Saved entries

╭──

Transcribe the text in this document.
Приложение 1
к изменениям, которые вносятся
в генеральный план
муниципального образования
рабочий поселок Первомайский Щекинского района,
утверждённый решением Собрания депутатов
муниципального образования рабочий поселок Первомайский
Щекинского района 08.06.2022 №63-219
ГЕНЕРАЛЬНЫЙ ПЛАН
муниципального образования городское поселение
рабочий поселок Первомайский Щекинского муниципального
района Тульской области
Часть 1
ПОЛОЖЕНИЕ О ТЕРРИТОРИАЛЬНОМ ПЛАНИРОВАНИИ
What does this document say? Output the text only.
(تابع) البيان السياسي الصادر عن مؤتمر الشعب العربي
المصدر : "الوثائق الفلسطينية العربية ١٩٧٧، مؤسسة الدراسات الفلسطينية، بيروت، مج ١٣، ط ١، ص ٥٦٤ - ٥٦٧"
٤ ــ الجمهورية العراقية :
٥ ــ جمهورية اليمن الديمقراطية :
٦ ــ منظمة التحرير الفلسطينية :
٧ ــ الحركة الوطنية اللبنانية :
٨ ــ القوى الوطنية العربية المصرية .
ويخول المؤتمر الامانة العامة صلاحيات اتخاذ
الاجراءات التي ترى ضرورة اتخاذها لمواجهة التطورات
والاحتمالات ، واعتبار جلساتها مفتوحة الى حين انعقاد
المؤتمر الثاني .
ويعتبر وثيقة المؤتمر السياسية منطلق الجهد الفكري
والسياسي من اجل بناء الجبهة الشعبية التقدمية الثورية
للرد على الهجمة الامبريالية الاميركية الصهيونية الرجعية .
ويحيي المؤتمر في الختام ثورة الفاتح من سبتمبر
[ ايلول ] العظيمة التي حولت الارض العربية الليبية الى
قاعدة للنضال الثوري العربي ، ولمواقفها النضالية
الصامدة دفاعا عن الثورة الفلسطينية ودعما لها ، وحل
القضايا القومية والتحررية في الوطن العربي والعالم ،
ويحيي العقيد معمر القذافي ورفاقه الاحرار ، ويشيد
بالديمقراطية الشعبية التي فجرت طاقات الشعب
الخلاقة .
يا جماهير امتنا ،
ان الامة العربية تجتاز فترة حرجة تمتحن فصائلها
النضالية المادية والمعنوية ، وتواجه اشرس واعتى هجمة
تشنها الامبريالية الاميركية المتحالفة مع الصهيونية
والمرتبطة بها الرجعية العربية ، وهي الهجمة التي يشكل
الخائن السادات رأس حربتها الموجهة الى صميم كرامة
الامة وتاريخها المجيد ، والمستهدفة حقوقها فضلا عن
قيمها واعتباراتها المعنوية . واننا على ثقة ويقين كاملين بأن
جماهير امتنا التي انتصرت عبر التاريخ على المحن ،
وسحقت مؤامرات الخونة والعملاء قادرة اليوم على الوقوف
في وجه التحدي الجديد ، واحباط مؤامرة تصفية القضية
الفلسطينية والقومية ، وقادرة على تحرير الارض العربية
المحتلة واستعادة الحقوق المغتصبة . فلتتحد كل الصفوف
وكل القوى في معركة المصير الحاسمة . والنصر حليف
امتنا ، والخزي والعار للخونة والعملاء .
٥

╰──

Each entry above needs to be retyped exactly.

Task solution:
Transcribe the text in this document.
Приложение 1
к изменениям, которые вносятся
в генеральный план
муниципального образования
рабочий поселок Первомайский Щекинского района,
утверждённый решением Собрания депутатов
муниципального образования рабочий поселок Первомайский
Щекинского района 08.06.2022 №63-219
ГЕНЕРАЛЬНЫЙ ПЛАН
муниципального образования городское поселение
рабочий поселок Первомайский Щекинского муниципального
района Тульской области
Часть 1
ПОЛОЖЕНИЕ О ТЕРРИТОРИАЛЬНОМ ПЛАНИРОВАНИИ
What does this document say? Output the text only.
(تابع) البيان السياسي الصادر عن مؤتمر الشعب العربي
المصدر : "الوثائق الفلسطينية العربية ١٩٧٧، مؤسسة الدراسات الفلسطينية، بيروت، مج ١٣، ط ١، ص ٥٦٤ - ٥٦٧"
٤ ــ الجمهورية العراقية :
٥ ــ جمهورية اليمن الديمقراطية :
٦ ــ منظمة التحرير الفلسطينية :
٧ ــ الحركة الوطنية اللبنانية :
٨ ــ القوى الوطنية العربية المصرية .
ويخول المؤتمر الامانة العامة صلاحيات اتخاذ
الاجراءات التي ترى ضرورة اتخاذها لمواجهة التطورات
والاحتمالات ، واعتبار جلساتها مفتوحة الى حين انعقاد
المؤتمر الثاني .
ويعتبر وثيقة المؤتمر السياسية منطلق الجهد الفكري
والسياسي من اجل بناء الجبهة الشعبية التقدمية الثورية
للرد على الهجمة الامبريالية الاميركية الصهيونية الرجعية .
ويحيي المؤتمر في الختام ثورة الفاتح من سبتمبر
[ ايلول ] العظيمة التي حولت الارض العربية الليبية الى
قاعدة للنضال الثوري العربي ، ولمواقفها النضالية
الصامدة دفاعا عن الثورة الفلسطينية ودعما لها ، وحل
القضايا القومية والتحررية في الوطن العربي والعالم ،
ويحيي العقيد معمر القذافي ورفاقه الاحرار ، ويشيد
بالديمقراطية الشعبية التي فجرت طاقات الشعب
الخلاقة .
يا جماهير امتنا ،
ان الامة العربية تجتاز فترة حرجة تمتحن فصائلها
النضالية المادية والمعنوية ، وتواجه اشرس واعتى هجمة
تشنها الامبريالية الاميركية المتحالفة مع الصهيونية
والمرتبطة بها الرجعية العربية ، وهي الهجمة التي يشكل
الخائن السادات رأس حربتها الموجهة الى صميم كرامة
الامة وتاريخها المجيد ، والمستهدفة حقوقها فضلا عن
قيمها واعتباراتها المعنوية . واننا على ثقة ويقين كاملين بأن
جماهير امتنا التي انتصرت عبر التاريخ على المحن ،
وسحقت مؤامرات الخونة والعملاء قادرة اليوم على الوقوف
في وجه التحدي الجديد ، واحباط مؤامرة تصفية القضية
الفلسطينية والقومية ، وقادرة على تحرير الارض العربية
المحتلة واستعادة الحقوق المغتصبة . فلتتحد كل الصفوف
وكل القوى في معركة المصير الحاسمة . والنصر حليف
امتنا ، والخزي والعار للخونة والعملاء .
٥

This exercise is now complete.